Repeat every record below exactly, leaving out the pictures.

━━━ Record list ━━━

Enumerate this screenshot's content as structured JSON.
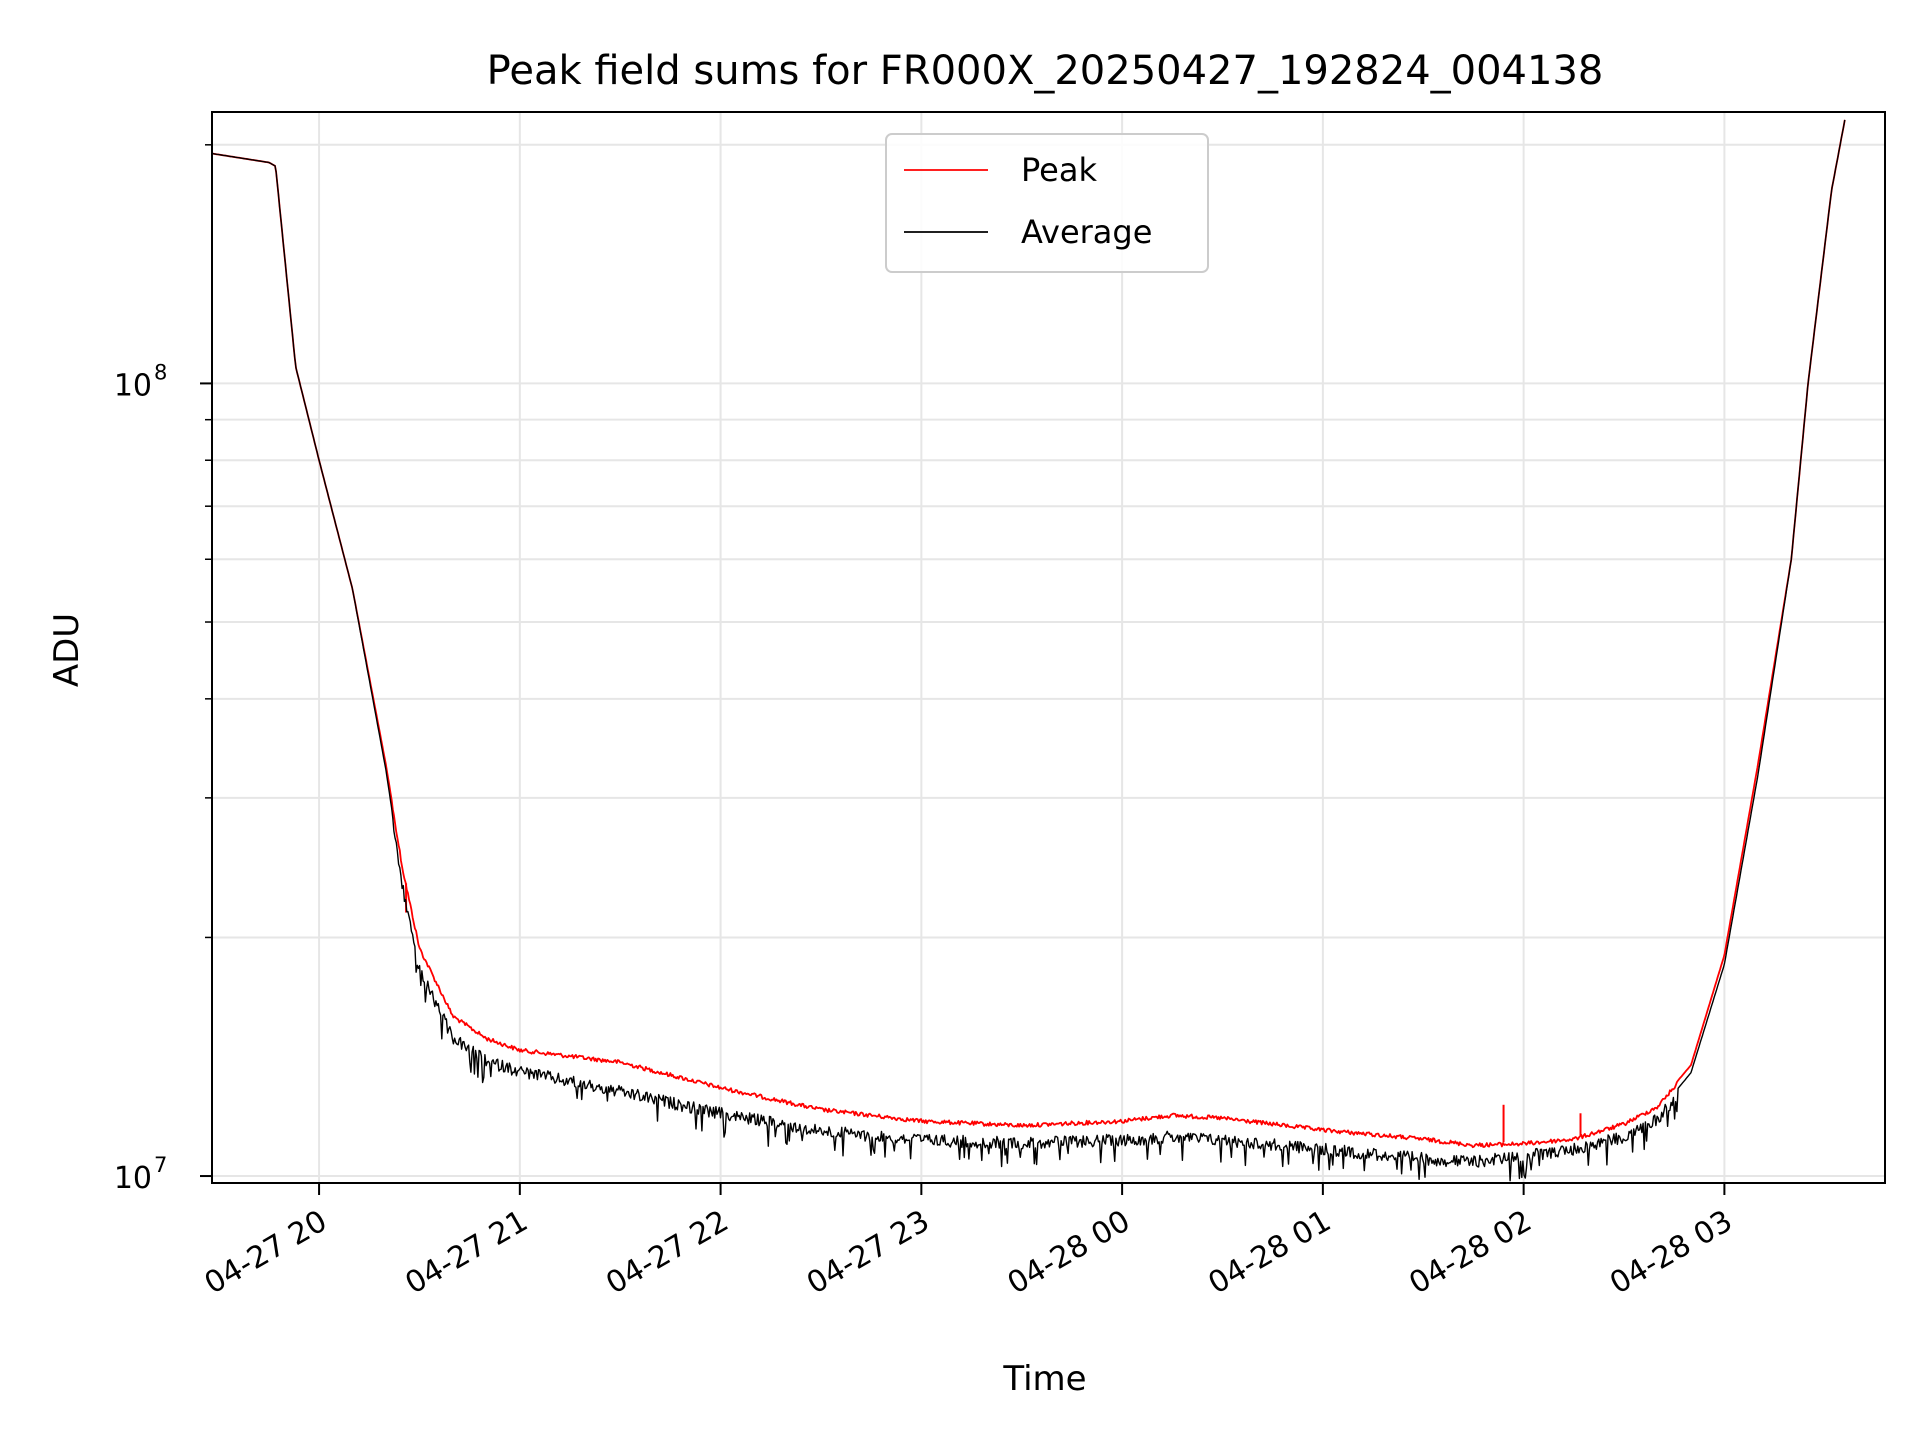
{
  "chart_data": {
    "type": "line",
    "title": "Peak field sums for FR000X_20250427_192824_004138",
    "xlabel": "Time",
    "ylabel": "ADU",
    "y_scale": "log",
    "ylim": [
      9800000,
      220000000
    ],
    "xlim": [
      "2025-04-27 19:28",
      "2025-04-28 03:48"
    ],
    "grid": true,
    "legend_position": "top-center",
    "x_ticks": [
      {
        "t": "2025-04-27 20:00",
        "label": "04-27 20"
      },
      {
        "t": "2025-04-27 21:00",
        "label": "04-27 21"
      },
      {
        "t": "2025-04-27 22:00",
        "label": "04-27 22"
      },
      {
        "t": "2025-04-27 23:00",
        "label": "04-27 23"
      },
      {
        "t": "2025-04-28 00:00",
        "label": "04-28 00"
      },
      {
        "t": "2025-04-28 01:00",
        "label": "04-28 01"
      },
      {
        "t": "2025-04-28 02:00",
        "label": "04-28 02"
      },
      {
        "t": "2025-04-28 03:00",
        "label": "04-28 03"
      }
    ],
    "y_major_ticks": [
      {
        "value": 10000000,
        "base": "10",
        "exp": "7"
      },
      {
        "value": 100000000,
        "base": "10",
        "exp": "8"
      }
    ],
    "y_minor_ticks": [
      20000000,
      30000000,
      40000000,
      50000000,
      60000000,
      70000000,
      80000000,
      90000000,
      200000000
    ],
    "series": [
      {
        "name": "Peak",
        "color": "#ff0000",
        "x": [
          "2025-04-27 19:28",
          "2025-04-27 19:45",
          "2025-04-27 19:47",
          "2025-04-27 19:53",
          "2025-04-27 20:00",
          "2025-04-27 20:10",
          "2025-04-27 20:20",
          "2025-04-27 20:25",
          "2025-04-27 20:30",
          "2025-04-27 20:40",
          "2025-04-27 20:50",
          "2025-04-27 21:00",
          "2025-04-27 21:30",
          "2025-04-27 22:00",
          "2025-04-27 22:30",
          "2025-04-27 23:00",
          "2025-04-27 23:30",
          "2025-04-28 00:00",
          "2025-04-28 00:15",
          "2025-04-28 00:30",
          "2025-04-28 01:00",
          "2025-04-28 01:30",
          "2025-04-28 01:45",
          "2025-04-28 02:00",
          "2025-04-28 02:15",
          "2025-04-28 02:30",
          "2025-04-28 02:40",
          "2025-04-28 02:50",
          "2025-04-28 03:00",
          "2025-04-28 03:10",
          "2025-04-28 03:20",
          "2025-04-28 03:25",
          "2025-04-28 03:32",
          "2025-04-28 03:36"
        ],
        "y": [
          195000000,
          190000000,
          188000000,
          105000000,
          80000000,
          55000000,
          33000000,
          24500000,
          19500000,
          16000000,
          15000000,
          14500000,
          14000000,
          13000000,
          12200000,
          11800000,
          11650000,
          11800000,
          12000000,
          11900000,
          11500000,
          11200000,
          11000000,
          11050000,
          11200000,
          11700000,
          12300000,
          13800000,
          19000000,
          33000000,
          60000000,
          100000000,
          175000000,
          215000000
        ],
        "spikes": [
          {
            "t": "2025-04-28 01:54",
            "value": 12300000
          },
          {
            "t": "2025-04-28 02:17",
            "value": 12000000
          },
          {
            "t": "2025-04-27 20:26",
            "value": 21500000
          }
        ]
      },
      {
        "name": "Average",
        "color": "#000000",
        "x": [
          "2025-04-27 19:28",
          "2025-04-27 19:45",
          "2025-04-27 19:47",
          "2025-04-27 19:53",
          "2025-04-27 20:00",
          "2025-04-27 20:10",
          "2025-04-27 20:20",
          "2025-04-27 20:25",
          "2025-04-27 20:30",
          "2025-04-27 20:40",
          "2025-04-27 20:50",
          "2025-04-27 21:00",
          "2025-04-27 21:30",
          "2025-04-27 22:00",
          "2025-04-27 22:30",
          "2025-04-27 23:00",
          "2025-04-27 23:30",
          "2025-04-28 00:00",
          "2025-04-28 00:15",
          "2025-04-28 00:30",
          "2025-04-28 01:00",
          "2025-04-28 01:30",
          "2025-04-28 01:45",
          "2025-04-28 02:00",
          "2025-04-28 02:15",
          "2025-04-28 02:30",
          "2025-04-28 02:40",
          "2025-04-28 02:50",
          "2025-04-28 03:00",
          "2025-04-28 03:10",
          "2025-04-28 03:20",
          "2025-04-28 03:25",
          "2025-04-28 03:32",
          "2025-04-28 03:36"
        ],
        "y": [
          195000000,
          190000000,
          188000000,
          105000000,
          80000000,
          55000000,
          32500000,
          23500000,
          18500000,
          15200000,
          14200000,
          13800000,
          13000000,
          12200000,
          11600000,
          11300000,
          11200000,
          11300000,
          11400000,
          11300000,
          11000000,
          10700000,
          10600000,
          10800000,
          11000000,
          11400000,
          12000000,
          13500000,
          18500000,
          32000000,
          60000000,
          100000000,
          175000000,
          215000000
        ]
      }
    ]
  }
}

━━━

## Answer for the task
Enumerate this screenshot's content as structured JSON.
{
  "chart_data": {
    "type": "line",
    "title": "Peak field sums for FR000X_20250427_192824_004138",
    "xlabel": "Time",
    "ylabel": "ADU",
    "y_scale": "log",
    "ylim": [
      9800000,
      220000000
    ],
    "xlim": [
      "2025-04-27 19:28",
      "2025-04-28 03:48"
    ],
    "grid": true,
    "legend_position": "top-center",
    "x_ticks": [
      {
        "t": "2025-04-27 20:00",
        "label": "04-27 20"
      },
      {
        "t": "2025-04-27 21:00",
        "label": "04-27 21"
      },
      {
        "t": "2025-04-27 22:00",
        "label": "04-27 22"
      },
      {
        "t": "2025-04-27 23:00",
        "label": "04-27 23"
      },
      {
        "t": "2025-04-28 00:00",
        "label": "04-28 00"
      },
      {
        "t": "2025-04-28 01:00",
        "label": "04-28 01"
      },
      {
        "t": "2025-04-28 02:00",
        "label": "04-28 02"
      },
      {
        "t": "2025-04-28 03:00",
        "label": "04-28 03"
      }
    ],
    "y_major_ticks": [
      {
        "value": 10000000,
        "base": "10",
        "exp": "7"
      },
      {
        "value": 100000000,
        "base": "10",
        "exp": "8"
      }
    ],
    "y_minor_ticks": [
      20000000,
      30000000,
      40000000,
      50000000,
      60000000,
      70000000,
      80000000,
      90000000,
      200000000
    ],
    "series": [
      {
        "name": "Peak",
        "color": "#ff0000",
        "x": [
          "2025-04-27 19:28",
          "2025-04-27 19:45",
          "2025-04-27 19:47",
          "2025-04-27 19:53",
          "2025-04-27 20:00",
          "2025-04-27 20:10",
          "2025-04-27 20:20",
          "2025-04-27 20:25",
          "2025-04-27 20:30",
          "2025-04-27 20:40",
          "2025-04-27 20:50",
          "2025-04-27 21:00",
          "2025-04-27 21:30",
          "2025-04-27 22:00",
          "2025-04-27 22:30",
          "2025-04-27 23:00",
          "2025-04-27 23:30",
          "2025-04-28 00:00",
          "2025-04-28 00:15",
          "2025-04-28 00:30",
          "2025-04-28 01:00",
          "2025-04-28 01:30",
          "2025-04-28 01:45",
          "2025-04-28 02:00",
          "2025-04-28 02:15",
          "2025-04-28 02:30",
          "2025-04-28 02:40",
          "2025-04-28 02:50",
          "2025-04-28 03:00",
          "2025-04-28 03:10",
          "2025-04-28 03:20",
          "2025-04-28 03:25",
          "2025-04-28 03:32",
          "2025-04-28 03:36"
        ],
        "y": [
          195000000,
          190000000,
          188000000,
          105000000,
          80000000,
          55000000,
          33000000,
          24500000,
          19500000,
          16000000,
          15000000,
          14500000,
          14000000,
          13000000,
          12200000,
          11800000,
          11650000,
          11800000,
          12000000,
          11900000,
          11500000,
          11200000,
          11000000,
          11050000,
          11200000,
          11700000,
          12300000,
          13800000,
          19000000,
          33000000,
          60000000,
          100000000,
          175000000,
          215000000
        ],
        "spikes": [
          {
            "t": "2025-04-28 01:54",
            "value": 12300000
          },
          {
            "t": "2025-04-28 02:17",
            "value": 12000000
          },
          {
            "t": "2025-04-27 20:26",
            "value": 21500000
          }
        ]
      },
      {
        "name": "Average",
        "color": "#000000",
        "x": [
          "2025-04-27 19:28",
          "2025-04-27 19:45",
          "2025-04-27 19:47",
          "2025-04-27 19:53",
          "2025-04-27 20:00",
          "2025-04-27 20:10",
          "2025-04-27 20:20",
          "2025-04-27 20:25",
          "2025-04-27 20:30",
          "2025-04-27 20:40",
          "2025-04-27 20:50",
          "2025-04-27 21:00",
          "2025-04-27 21:30",
          "2025-04-27 22:00",
          "2025-04-27 22:30",
          "2025-04-27 23:00",
          "2025-04-27 23:30",
          "2025-04-28 00:00",
          "2025-04-28 00:15",
          "2025-04-28 00:30",
          "2025-04-28 01:00",
          "2025-04-28 01:30",
          "2025-04-28 01:45",
          "2025-04-28 02:00",
          "2025-04-28 02:15",
          "2025-04-28 02:30",
          "2025-04-28 02:40",
          "2025-04-28 02:50",
          "2025-04-28 03:00",
          "2025-04-28 03:10",
          "2025-04-28 03:20",
          "2025-04-28 03:25",
          "2025-04-28 03:32",
          "2025-04-28 03:36"
        ],
        "y": [
          195000000,
          190000000,
          188000000,
          105000000,
          80000000,
          55000000,
          32500000,
          23500000,
          18500000,
          15200000,
          14200000,
          13800000,
          13000000,
          12200000,
          11600000,
          11300000,
          11200000,
          11300000,
          11400000,
          11300000,
          11000000,
          10700000,
          10600000,
          10800000,
          11000000,
          11400000,
          12000000,
          13500000,
          18500000,
          32000000,
          60000000,
          100000000,
          175000000,
          215000000
        ]
      }
    ]
  }
}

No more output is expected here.